══ The input ══

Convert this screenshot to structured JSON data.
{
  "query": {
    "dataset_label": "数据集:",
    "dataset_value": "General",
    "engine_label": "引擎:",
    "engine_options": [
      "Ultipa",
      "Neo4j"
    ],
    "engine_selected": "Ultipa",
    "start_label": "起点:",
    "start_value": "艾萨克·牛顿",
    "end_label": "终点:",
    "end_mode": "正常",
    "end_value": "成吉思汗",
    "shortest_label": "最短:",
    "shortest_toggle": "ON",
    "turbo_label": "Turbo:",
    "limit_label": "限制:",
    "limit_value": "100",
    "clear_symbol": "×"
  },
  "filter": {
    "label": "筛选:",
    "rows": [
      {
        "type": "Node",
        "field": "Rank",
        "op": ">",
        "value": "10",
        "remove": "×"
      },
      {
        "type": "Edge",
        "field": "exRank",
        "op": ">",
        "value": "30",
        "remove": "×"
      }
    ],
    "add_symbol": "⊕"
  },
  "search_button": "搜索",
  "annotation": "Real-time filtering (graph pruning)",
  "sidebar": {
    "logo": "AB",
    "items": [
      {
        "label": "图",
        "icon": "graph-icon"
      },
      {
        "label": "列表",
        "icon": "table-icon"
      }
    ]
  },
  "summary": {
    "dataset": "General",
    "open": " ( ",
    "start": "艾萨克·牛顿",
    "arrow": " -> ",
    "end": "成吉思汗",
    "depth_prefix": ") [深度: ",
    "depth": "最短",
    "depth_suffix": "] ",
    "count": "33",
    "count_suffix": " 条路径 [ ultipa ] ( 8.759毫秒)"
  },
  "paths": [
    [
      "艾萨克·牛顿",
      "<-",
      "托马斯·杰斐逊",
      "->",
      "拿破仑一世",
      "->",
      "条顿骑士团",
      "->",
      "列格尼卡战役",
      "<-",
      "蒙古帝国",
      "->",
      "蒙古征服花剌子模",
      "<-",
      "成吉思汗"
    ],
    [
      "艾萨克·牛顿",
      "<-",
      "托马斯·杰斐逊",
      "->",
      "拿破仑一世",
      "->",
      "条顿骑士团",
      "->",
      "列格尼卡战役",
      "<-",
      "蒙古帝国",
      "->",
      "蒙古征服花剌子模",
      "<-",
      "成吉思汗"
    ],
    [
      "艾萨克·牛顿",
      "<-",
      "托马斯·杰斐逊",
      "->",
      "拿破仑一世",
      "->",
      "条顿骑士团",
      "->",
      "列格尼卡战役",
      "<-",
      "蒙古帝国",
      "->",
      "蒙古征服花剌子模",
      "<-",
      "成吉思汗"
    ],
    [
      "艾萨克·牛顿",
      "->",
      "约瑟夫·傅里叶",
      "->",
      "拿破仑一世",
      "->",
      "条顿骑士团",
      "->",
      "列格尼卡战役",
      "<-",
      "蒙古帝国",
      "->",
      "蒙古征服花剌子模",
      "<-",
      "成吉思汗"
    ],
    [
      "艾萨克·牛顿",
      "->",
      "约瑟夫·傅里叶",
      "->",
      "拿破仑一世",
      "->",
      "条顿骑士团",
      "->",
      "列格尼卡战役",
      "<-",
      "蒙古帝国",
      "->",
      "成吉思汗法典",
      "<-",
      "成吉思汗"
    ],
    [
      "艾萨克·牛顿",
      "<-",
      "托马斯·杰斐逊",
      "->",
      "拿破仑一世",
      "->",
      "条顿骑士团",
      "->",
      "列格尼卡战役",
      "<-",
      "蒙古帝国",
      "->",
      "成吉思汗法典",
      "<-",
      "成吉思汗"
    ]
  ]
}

═══

■ Task to complete ■
Write the material out again word for word.

■ The reply ■
Convert this screenshot to structured JSON data.
{
  "query": {
    "dataset_label": "数据集:",
    "dataset_value": "General",
    "engine_label": "引擎:",
    "engine_options": [
      "Ultipa",
      "Neo4j"
    ],
    "engine_selected": "Ultipa",
    "start_label": "起点:",
    "start_value": "艾萨克·牛顿",
    "end_label": "终点:",
    "end_mode": "正常",
    "end_value": "成吉思汗",
    "shortest_label": "最短:",
    "shortest_toggle": "ON",
    "turbo_label": "Turbo:",
    "limit_label": "限制:",
    "limit_value": "100",
    "clear_symbol": "×"
  },
  "filter": {
    "label": "筛选:",
    "rows": [
      {
        "type": "Node",
        "field": "Rank",
        "op": ">",
        "value": "10",
        "remove": "×"
      },
      {
        "type": "Edge",
        "field": "exRank",
        "op": ">",
        "value": "30",
        "remove": "×"
      }
    ],
    "add_symbol": "⊕"
  },
  "search_button": "搜索",
  "annotation": "Real-time filtering (graph pruning)",
  "sidebar": {
    "logo": "AB",
    "items": [
      {
        "label": "图",
        "icon": "graph-icon"
      },
      {
        "label": "列表",
        "icon": "table-icon"
      }
    ]
  },
  "summary": {
    "dataset": "General",
    "open": " ( ",
    "start": "艾萨克·牛顿",
    "arrow": " -> ",
    "end": "成吉思汗",
    "depth_prefix": ") [深度: ",
    "depth": "最短",
    "depth_suffix": "] ",
    "count": "33",
    "count_suffix": " 条路径 [ ultipa ] ( 8.759毫秒)"
  },
  "paths": [
    [
      "艾萨克·牛顿",
      "<-",
      "托马斯·杰斐逊",
      "->",
      "拿破仑一世",
      "->",
      "条顿骑士团",
      "->",
      "列格尼卡战役",
      "<-",
      "蒙古帝国",
      "->",
      "蒙古征服花剌子模",
      "<-",
      "成吉思汗"
    ],
    [
      "艾萨克·牛顿",
      "<-",
      "托马斯·杰斐逊",
      "->",
      "拿破仑一世",
      "->",
      "条顿骑士团",
      "->",
      "列格尼卡战役",
      "<-",
      "蒙古帝国",
      "->",
      "蒙古征服花剌子模",
      "<-",
      "成吉思汗"
    ],
    [
      "艾萨克·牛顿",
      "<-",
      "托马斯·杰斐逊",
      "->",
      "拿破仑一世",
      "->",
      "条顿骑士团",
      "->",
      "列格尼卡战役",
      "<-",
      "蒙古帝国",
      "->",
      "蒙古征服花剌子模",
      "<-",
      "成吉思汗"
    ],
    [
      "艾萨克·牛顿",
      "->",
      "约瑟夫·傅里叶",
      "->",
      "拿破仑一世",
      "->",
      "条顿骑士团",
      "->",
      "列格尼卡战役",
      "<-",
      "蒙古帝国",
      "->",
      "蒙古征服花剌子模",
      "<-",
      "成吉思汗"
    ],
    [
      "艾萨克·牛顿",
      "->",
      "约瑟夫·傅里叶",
      "->",
      "拿破仑一世",
      "->",
      "条顿骑士团",
      "->",
      "列格尼卡战役",
      "<-",
      "蒙古帝国",
      "->",
      "成吉思汗法典",
      "<-",
      "成吉思汗"
    ],
    [
      "艾萨克·牛顿",
      "<-",
      "托马斯·杰斐逊",
      "->",
      "拿破仑一世",
      "->",
      "条顿骑士团",
      "->",
      "列格尼卡战役",
      "<-",
      "蒙古帝国",
      "->",
      "成吉思汗法典",
      "<-",
      "成吉思汗"
    ]
  ]
}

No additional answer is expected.